▽

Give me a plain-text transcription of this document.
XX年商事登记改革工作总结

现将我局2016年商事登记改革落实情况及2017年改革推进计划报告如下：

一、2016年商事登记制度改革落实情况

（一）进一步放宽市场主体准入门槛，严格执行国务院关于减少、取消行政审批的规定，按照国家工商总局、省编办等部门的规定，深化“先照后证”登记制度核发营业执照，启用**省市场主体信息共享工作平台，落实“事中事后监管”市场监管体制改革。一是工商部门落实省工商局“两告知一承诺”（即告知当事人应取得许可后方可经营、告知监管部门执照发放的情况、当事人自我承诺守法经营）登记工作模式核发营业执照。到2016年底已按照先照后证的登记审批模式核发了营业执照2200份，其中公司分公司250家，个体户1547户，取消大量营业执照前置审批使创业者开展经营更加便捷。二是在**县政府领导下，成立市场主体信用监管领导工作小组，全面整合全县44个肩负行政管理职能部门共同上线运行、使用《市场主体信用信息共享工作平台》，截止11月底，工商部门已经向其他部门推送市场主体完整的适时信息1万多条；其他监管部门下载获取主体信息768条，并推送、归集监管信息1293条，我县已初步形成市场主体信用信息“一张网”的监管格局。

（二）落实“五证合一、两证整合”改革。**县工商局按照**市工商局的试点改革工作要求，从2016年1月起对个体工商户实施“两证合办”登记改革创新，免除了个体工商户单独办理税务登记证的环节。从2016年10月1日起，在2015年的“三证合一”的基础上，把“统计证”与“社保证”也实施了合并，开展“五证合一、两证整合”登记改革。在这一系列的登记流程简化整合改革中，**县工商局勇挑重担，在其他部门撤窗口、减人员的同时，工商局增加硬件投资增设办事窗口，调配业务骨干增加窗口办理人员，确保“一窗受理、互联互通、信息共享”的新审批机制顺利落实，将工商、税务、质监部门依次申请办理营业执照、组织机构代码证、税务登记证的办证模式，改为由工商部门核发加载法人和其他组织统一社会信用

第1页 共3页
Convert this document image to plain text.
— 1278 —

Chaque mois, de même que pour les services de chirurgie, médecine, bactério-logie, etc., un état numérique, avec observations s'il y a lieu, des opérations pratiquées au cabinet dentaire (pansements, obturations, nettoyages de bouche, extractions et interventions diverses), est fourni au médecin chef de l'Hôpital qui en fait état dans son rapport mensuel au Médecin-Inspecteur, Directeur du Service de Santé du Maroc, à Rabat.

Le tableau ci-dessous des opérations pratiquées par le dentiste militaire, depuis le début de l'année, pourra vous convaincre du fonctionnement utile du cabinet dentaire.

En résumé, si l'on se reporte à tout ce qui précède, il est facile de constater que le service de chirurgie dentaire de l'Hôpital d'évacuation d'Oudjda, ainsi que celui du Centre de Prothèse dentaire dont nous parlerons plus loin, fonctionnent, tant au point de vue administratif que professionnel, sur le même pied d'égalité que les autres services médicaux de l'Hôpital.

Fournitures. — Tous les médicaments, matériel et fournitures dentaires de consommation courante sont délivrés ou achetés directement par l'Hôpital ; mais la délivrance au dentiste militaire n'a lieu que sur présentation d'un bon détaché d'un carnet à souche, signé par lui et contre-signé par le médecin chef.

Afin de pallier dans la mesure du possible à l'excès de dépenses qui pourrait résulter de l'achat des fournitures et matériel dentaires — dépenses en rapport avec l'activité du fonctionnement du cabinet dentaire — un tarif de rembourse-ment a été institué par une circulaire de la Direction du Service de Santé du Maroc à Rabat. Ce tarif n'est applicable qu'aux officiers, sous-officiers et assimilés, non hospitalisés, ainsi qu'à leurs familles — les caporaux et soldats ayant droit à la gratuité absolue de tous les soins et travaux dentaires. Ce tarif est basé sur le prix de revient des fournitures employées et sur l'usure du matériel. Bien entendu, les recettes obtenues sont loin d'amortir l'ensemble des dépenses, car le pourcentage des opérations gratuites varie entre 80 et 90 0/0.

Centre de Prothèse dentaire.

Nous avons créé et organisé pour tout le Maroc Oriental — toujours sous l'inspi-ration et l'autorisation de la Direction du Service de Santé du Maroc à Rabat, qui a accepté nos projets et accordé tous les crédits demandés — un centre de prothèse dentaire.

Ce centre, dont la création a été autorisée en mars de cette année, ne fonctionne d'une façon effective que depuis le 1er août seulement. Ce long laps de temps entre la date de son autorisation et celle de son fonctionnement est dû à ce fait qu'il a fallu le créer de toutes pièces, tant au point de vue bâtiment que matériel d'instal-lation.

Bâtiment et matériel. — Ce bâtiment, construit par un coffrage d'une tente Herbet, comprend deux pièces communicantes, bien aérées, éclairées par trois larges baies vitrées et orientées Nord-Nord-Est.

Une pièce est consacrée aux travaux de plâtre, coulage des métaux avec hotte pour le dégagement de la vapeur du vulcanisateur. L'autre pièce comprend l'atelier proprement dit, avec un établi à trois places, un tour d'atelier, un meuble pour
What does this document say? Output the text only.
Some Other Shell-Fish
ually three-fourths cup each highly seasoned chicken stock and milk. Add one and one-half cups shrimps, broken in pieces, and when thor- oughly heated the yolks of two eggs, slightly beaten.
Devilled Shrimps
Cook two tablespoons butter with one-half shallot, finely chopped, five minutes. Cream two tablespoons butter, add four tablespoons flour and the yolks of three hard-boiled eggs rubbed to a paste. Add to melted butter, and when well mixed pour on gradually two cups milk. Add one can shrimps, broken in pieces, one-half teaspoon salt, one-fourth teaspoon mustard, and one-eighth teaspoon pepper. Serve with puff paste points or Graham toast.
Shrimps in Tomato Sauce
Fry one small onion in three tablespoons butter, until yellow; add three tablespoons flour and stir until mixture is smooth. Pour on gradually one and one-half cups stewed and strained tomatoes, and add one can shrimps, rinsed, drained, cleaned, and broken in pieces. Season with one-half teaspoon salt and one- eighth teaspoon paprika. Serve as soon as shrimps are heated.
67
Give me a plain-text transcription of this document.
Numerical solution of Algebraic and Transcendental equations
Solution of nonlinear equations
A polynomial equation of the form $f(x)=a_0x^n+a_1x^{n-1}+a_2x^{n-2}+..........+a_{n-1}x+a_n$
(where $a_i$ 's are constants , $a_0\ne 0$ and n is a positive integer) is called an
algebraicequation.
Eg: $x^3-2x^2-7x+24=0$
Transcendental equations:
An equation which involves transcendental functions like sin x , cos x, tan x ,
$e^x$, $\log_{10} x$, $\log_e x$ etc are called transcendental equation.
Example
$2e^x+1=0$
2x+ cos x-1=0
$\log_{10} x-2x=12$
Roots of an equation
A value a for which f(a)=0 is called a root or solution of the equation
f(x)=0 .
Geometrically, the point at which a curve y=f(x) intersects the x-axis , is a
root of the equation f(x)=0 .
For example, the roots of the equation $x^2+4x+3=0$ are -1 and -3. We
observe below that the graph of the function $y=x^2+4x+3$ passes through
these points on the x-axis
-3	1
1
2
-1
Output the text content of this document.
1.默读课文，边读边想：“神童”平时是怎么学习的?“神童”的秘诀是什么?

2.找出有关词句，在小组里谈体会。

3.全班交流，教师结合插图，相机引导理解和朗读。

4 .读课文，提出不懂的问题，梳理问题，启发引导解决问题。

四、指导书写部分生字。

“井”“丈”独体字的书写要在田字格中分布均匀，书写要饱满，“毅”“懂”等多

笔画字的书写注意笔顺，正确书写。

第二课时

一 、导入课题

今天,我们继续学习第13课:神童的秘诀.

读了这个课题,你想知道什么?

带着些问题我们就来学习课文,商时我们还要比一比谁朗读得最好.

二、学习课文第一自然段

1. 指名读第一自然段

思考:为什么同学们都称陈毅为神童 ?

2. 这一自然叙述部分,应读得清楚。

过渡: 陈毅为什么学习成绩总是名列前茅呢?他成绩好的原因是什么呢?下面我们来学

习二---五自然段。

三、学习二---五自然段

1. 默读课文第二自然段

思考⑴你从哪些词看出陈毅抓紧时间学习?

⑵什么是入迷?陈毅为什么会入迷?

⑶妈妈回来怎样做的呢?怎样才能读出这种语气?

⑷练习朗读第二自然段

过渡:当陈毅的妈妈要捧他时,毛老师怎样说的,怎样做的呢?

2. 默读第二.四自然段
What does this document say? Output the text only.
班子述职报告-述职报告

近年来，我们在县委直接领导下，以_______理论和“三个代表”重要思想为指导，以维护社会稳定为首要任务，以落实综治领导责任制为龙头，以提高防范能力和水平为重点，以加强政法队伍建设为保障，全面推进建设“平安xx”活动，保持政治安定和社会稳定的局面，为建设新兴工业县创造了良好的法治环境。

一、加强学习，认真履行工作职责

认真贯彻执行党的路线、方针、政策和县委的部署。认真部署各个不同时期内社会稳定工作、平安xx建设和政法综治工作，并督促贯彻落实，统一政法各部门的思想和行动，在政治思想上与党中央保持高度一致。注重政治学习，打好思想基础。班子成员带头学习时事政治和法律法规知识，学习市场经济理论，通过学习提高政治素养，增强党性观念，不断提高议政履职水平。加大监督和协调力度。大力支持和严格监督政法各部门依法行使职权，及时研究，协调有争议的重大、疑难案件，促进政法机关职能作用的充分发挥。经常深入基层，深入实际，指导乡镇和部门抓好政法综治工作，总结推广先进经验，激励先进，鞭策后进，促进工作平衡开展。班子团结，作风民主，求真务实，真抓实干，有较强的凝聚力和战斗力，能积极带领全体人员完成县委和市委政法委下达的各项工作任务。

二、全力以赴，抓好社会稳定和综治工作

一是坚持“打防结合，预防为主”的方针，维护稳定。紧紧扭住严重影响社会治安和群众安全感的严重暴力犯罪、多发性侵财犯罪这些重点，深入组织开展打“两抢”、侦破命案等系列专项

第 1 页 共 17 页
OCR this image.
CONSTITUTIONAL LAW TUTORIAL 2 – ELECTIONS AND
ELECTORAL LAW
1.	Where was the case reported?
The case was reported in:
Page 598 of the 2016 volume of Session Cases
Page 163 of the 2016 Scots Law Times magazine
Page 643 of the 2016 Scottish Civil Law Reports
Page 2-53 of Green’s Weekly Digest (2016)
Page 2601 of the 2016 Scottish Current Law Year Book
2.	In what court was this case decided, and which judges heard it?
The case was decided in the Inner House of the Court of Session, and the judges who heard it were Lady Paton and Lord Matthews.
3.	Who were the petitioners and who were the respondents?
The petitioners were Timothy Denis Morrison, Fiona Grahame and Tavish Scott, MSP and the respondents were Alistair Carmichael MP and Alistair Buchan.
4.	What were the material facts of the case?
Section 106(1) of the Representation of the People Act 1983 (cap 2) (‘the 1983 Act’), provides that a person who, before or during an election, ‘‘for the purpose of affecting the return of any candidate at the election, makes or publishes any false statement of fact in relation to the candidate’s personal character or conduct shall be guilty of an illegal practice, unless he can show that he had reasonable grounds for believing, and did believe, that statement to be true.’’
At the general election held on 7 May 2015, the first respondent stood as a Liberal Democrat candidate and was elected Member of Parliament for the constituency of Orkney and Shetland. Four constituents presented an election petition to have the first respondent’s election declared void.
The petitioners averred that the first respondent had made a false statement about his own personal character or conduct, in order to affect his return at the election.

△

* **Work to complete**: Extract every line containing the string "depuis" from the data above.

* **Solution to this problem**:
Le tableau ci-dessous des opérations pratiquées par le dentiste militaire, depuis le début de l'année, pourra vous convaincre du fonctionnement utile du cabinet dentaire.
Ce centre, dont la création a été autorisée en mars de cette année, ne fonctionne d'une façon effective que depuis le 1er août seulement. Ce long laps de temps entre la date de son autorisation et celle de son fonctionnement est dû à ce fait qu'il a fallu le créer de toutes pièces, tant au point de vue bâtiment que matériel d'instal-lation.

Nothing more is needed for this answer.